_REQUIRED TASK:_
Emit the data below verbatim, stripping out any pictures.

_RECORD EXCERPTS:_
/---
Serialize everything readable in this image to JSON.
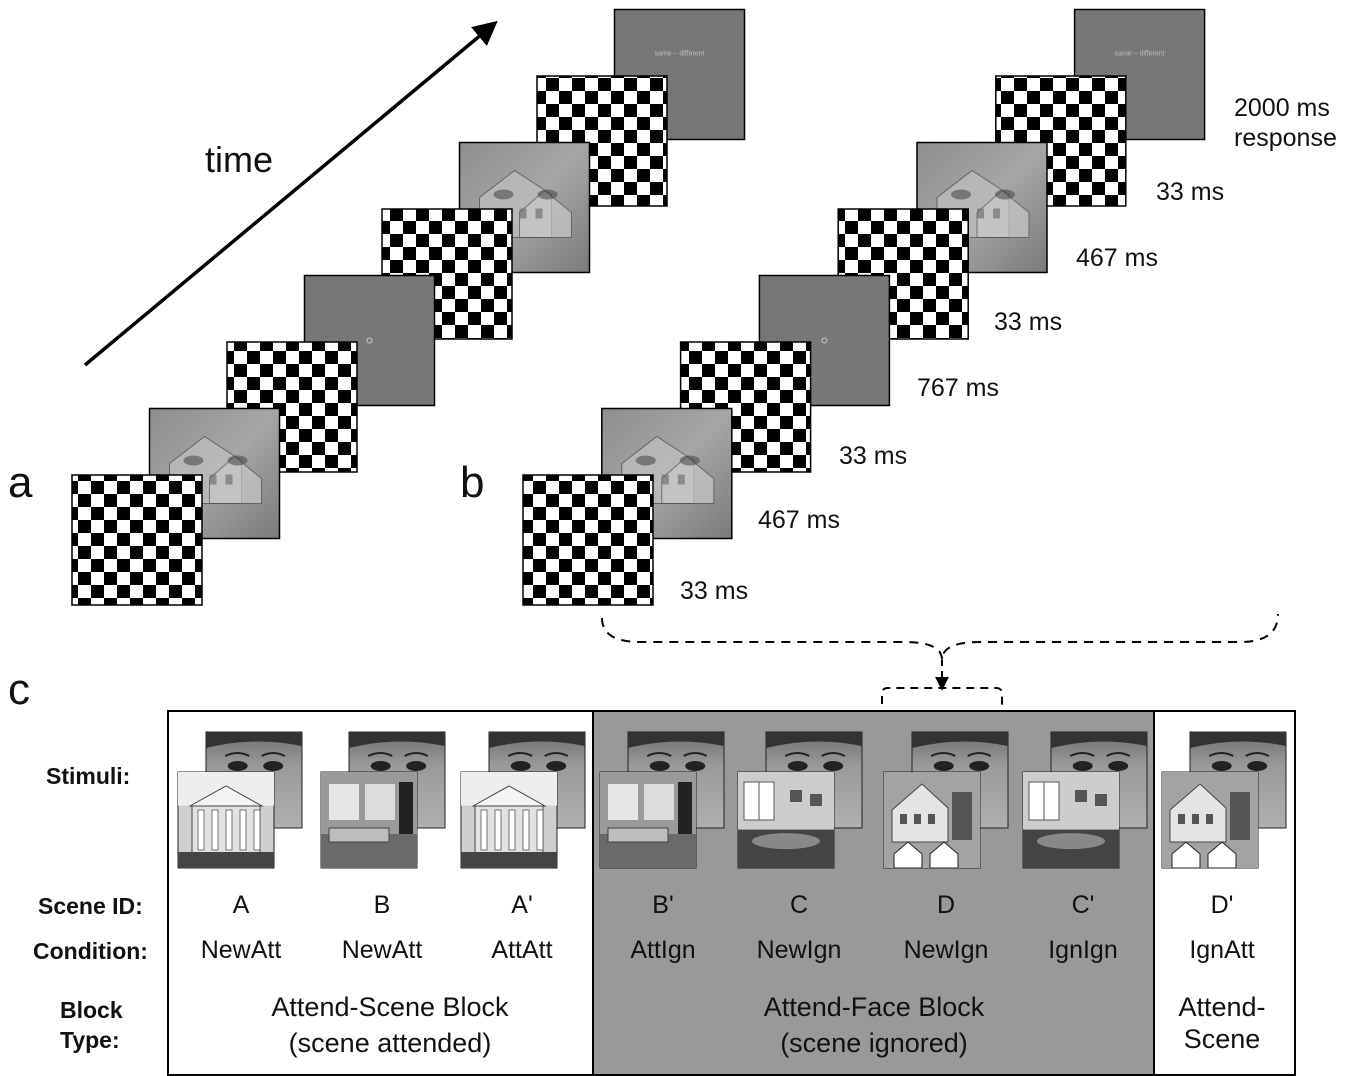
{
  "panels": {
    "a": "a",
    "b": "b",
    "c": "c"
  },
  "time_label": "time",
  "panel_a_sequence": [
    "mask",
    "composite",
    "mask",
    "fixation",
    "mask",
    "composite",
    "mask",
    "response"
  ],
  "panel_b_sequence": [
    "mask",
    "composite",
    "mask",
    "fixation",
    "mask",
    "composite",
    "mask",
    "response"
  ],
  "response_screen_text": "same – different",
  "durations": [
    "33 ms",
    "467 ms",
    "33 ms",
    "767 ms",
    "33 ms",
    "467 ms",
    "33 ms"
  ],
  "response_duration": {
    "line1": "2000 ms",
    "line2": "response"
  },
  "row_headers": {
    "stimuli": "Stimuli:",
    "scene_id": "Scene ID:",
    "condition": "Condition:",
    "block_type_1": "Block",
    "block_type_2": "Type:"
  },
  "columns": [
    {
      "scene_id": "A",
      "condition": "NewAtt",
      "scene": "building-columns",
      "face": "face-1"
    },
    {
      "scene_id": "B",
      "condition": "NewAtt",
      "scene": "interior-room",
      "face": "face-2"
    },
    {
      "scene_id": "A'",
      "condition": "AttAtt",
      "scene": "building-columns",
      "face": "face-3"
    },
    {
      "scene_id": "B'",
      "condition": "AttIgn",
      "scene": "interior-room",
      "face": "face-4"
    },
    {
      "scene_id": "C",
      "condition": "NewIgn",
      "scene": "room-windows",
      "face": "face-5"
    },
    {
      "scene_id": "D",
      "condition": "NewIgn",
      "scene": "house-gables",
      "face": "face-6"
    },
    {
      "scene_id": "C'",
      "condition": "IgnIgn",
      "scene": "room-windows",
      "face": "face-7"
    },
    {
      "scene_id": "D'",
      "condition": "IgnAtt",
      "scene": "house-gables",
      "face": "face-8"
    }
  ],
  "blocks": [
    {
      "line1": "Attend-Scene Block",
      "line2": "(scene attended)",
      "fill": "#ffffff"
    },
    {
      "line1": "Attend-Face Block",
      "line2": "(scene ignored)",
      "fill": "#999999"
    },
    {
      "line1": "Attend-",
      "line2": "Scene",
      "fill": "#ffffff"
    }
  ],
  "colors": {
    "mask_dark": "#000000",
    "mask_light": "#ffffff",
    "fixation_bg": "#777777",
    "attend_face_bg": "#999999"
  }
}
\---
_COMPLETE OUTPUT:_
Serialize everything readable in this image to JSON.
{
  "panels": {
    "a": "a",
    "b": "b",
    "c": "c"
  },
  "time_label": "time",
  "panel_a_sequence": [
    "mask",
    "composite",
    "mask",
    "fixation",
    "mask",
    "composite",
    "mask",
    "response"
  ],
  "panel_b_sequence": [
    "mask",
    "composite",
    "mask",
    "fixation",
    "mask",
    "composite",
    "mask",
    "response"
  ],
  "response_screen_text": "same – different",
  "durations": [
    "33 ms",
    "467 ms",
    "33 ms",
    "767 ms",
    "33 ms",
    "467 ms",
    "33 ms"
  ],
  "response_duration": {
    "line1": "2000 ms",
    "line2": "response"
  },
  "row_headers": {
    "stimuli": "Stimuli:",
    "scene_id": "Scene ID:",
    "condition": "Condition:",
    "block_type_1": "Block",
    "block_type_2": "Type:"
  },
  "columns": [
    {
      "scene_id": "A",
      "condition": "NewAtt",
      "scene": "building-columns",
      "face": "face-1"
    },
    {
      "scene_id": "B",
      "condition": "NewAtt",
      "scene": "interior-room",
      "face": "face-2"
    },
    {
      "scene_id": "A'",
      "condition": "AttAtt",
      "scene": "building-columns",
      "face": "face-3"
    },
    {
      "scene_id": "B'",
      "condition": "AttIgn",
      "scene": "interior-room",
      "face": "face-4"
    },
    {
      "scene_id": "C",
      "condition": "NewIgn",
      "scene": "room-windows",
      "face": "face-5"
    },
    {
      "scene_id": "D",
      "condition": "NewIgn",
      "scene": "house-gables",
      "face": "face-6"
    },
    {
      "scene_id": "C'",
      "condition": "IgnIgn",
      "scene": "room-windows",
      "face": "face-7"
    },
    {
      "scene_id": "D'",
      "condition": "IgnAtt",
      "scene": "house-gables",
      "face": "face-8"
    }
  ],
  "blocks": [
    {
      "line1": "Attend-Scene Block",
      "line2": "(scene attended)",
      "fill": "#ffffff"
    },
    {
      "line1": "Attend-Face Block",
      "line2": "(scene ignored)",
      "fill": "#999999"
    },
    {
      "line1": "Attend-",
      "line2": "Scene",
      "fill": "#ffffff"
    }
  ],
  "colors": {
    "mask_dark": "#000000",
    "mask_light": "#ffffff",
    "fixation_bg": "#777777",
    "attend_face_bg": "#999999"
  }
}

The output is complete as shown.